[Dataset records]
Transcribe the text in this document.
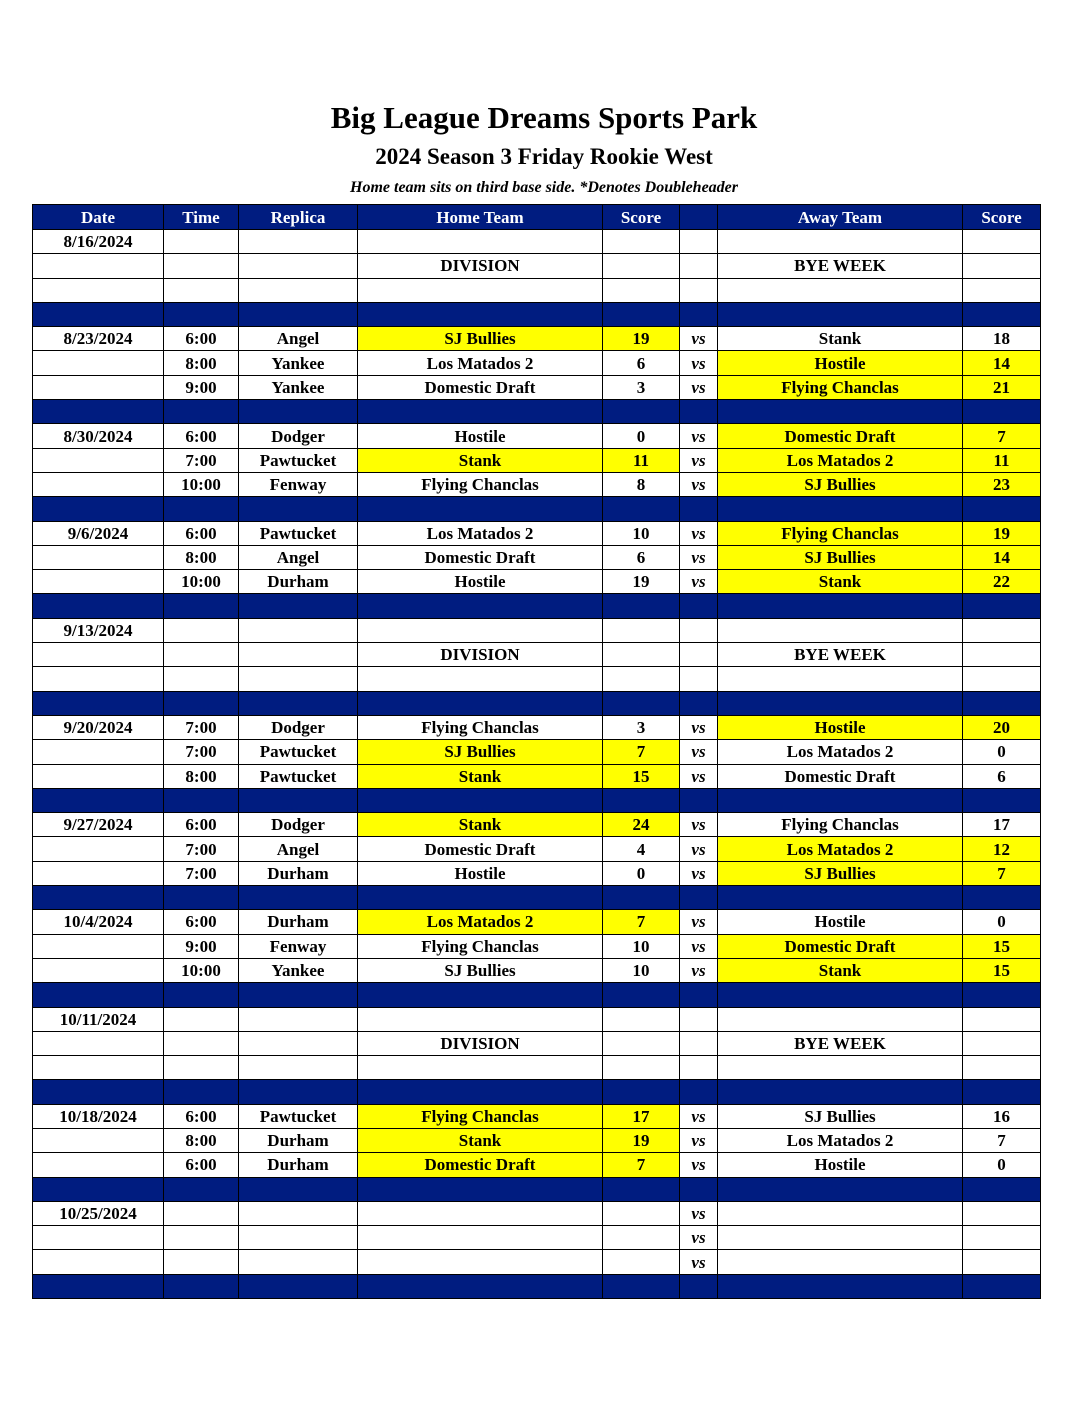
Big League Dreams Sports Park
2024 Season 3 Friday Rookie West

Home team sits on third base side. *Denotes Doubleheader

Date	Time	Replica	Home Team	Score		Away Team	Score
8/16/2024							
			DIVISION			BYE WEEK	

8/23/2024	6:00	Angel	SJ Bullies	19	vs	Stank	18
	8:00	Yankee	Los Matados 2	6	vs	Hostile	14
	9:00	Yankee	Domestic Draft	3	vs	Flying Chanclas	21

8/30/2024	6:00	Dodger	Hostile	0	vs	Domestic Draft	7
	7:00	Pawtucket	Stank	11	vs	Los Matados 2	11
	10:00	Fenway	Flying Chanclas	8	vs	SJ Bullies	23

9/6/2024	6:00	Pawtucket	Los Matados 2	10	vs	Flying Chanclas	19
	8:00	Angel	Domestic Draft	6	vs	SJ Bullies	14
	10:00	Durham	Hostile	19	vs	Stank	22

9/13/2024							
			DIVISION			BYE WEEK	

9/20/2024	7:00	Dodger	Flying Chanclas	3	vs	Hostile	20
	7:00	Pawtucket	SJ Bullies	7	vs	Los Matados 2	0
	8:00	Pawtucket	Stank	15	vs	Domestic Draft	6

9/27/2024	6:00	Dodger	Stank	24	vs	Flying Chanclas	17
	7:00	Angel	Domestic Draft	4	vs	Los Matados 2	12
	7:00	Durham	Hostile	0	vs	SJ Bullies	7

10/4/2024	6:00	Durham	Los Matados 2	7	vs	Hostile	0
	9:00	Fenway	Flying Chanclas	10	vs	Domestic Draft	15
	10:00	Yankee	SJ Bullies	10	vs	Stank	15

10/11/2024							
			DIVISION			BYE WEEK	

10/18/2024	6:00	Pawtucket	Flying Chanclas	17	vs	SJ Bullies	16
	8:00	Durham	Stank	19	vs	Los Matados 2	7
	6:00	Durham	Domestic Draft	7	vs	Hostile	0

10/25/2024					vs		
					vs		
					vs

• _PROBLEM DETAILS_
Copy every entry word for word, but omit the pictures.

• _RIGHT ANSWER_
Transcribe the text in this document.
Big League Dreams Sports Park
2024 Season 3 Friday Rookie West

Home team sits on third base side. *Denotes Doubleheader

Date	Time	Replica	Home Team	Score		Away Team	Score
8/16/2024							
			DIVISION			BYE WEEK	

8/23/2024	6:00	Angel	SJ Bullies	19	vs	Stank	18
	8:00	Yankee	Los Matados 2	6	vs	Hostile	14
	9:00	Yankee	Domestic Draft	3	vs	Flying Chanclas	21

8/30/2024	6:00	Dodger	Hostile	0	vs	Domestic Draft	7
	7:00	Pawtucket	Stank	11	vs	Los Matados 2	11
	10:00	Fenway	Flying Chanclas	8	vs	SJ Bullies	23

9/6/2024	6:00	Pawtucket	Los Matados 2	10	vs	Flying Chanclas	19
	8:00	Angel	Domestic Draft	6	vs	SJ Bullies	14
	10:00	Durham	Hostile	19	vs	Stank	22

9/13/2024							
			DIVISION			BYE WEEK	

9/20/2024	7:00	Dodger	Flying Chanclas	3	vs	Hostile	20
	7:00	Pawtucket	SJ Bullies	7	vs	Los Matados 2	0
	8:00	Pawtucket	Stank	15	vs	Domestic Draft	6

9/27/2024	6:00	Dodger	Stank	24	vs	Flying Chanclas	17
	7:00	Angel	Domestic Draft	4	vs	Los Matados 2	12
	7:00	Durham	Hostile	0	vs	SJ Bullies	7

10/4/2024	6:00	Durham	Los Matados 2	7	vs	Hostile	0
	9:00	Fenway	Flying Chanclas	10	vs	Domestic Draft	15
	10:00	Yankee	SJ Bullies	10	vs	Stank	15

10/11/2024							
			DIVISION			BYE WEEK	

10/18/2024	6:00	Pawtucket	Flying Chanclas	17	vs	SJ Bullies	16
	8:00	Durham	Stank	19	vs	Los Matados 2	7
	6:00	Durham	Domestic Draft	7	vs	Hostile	0

10/25/2024					vs		
					vs		
					vs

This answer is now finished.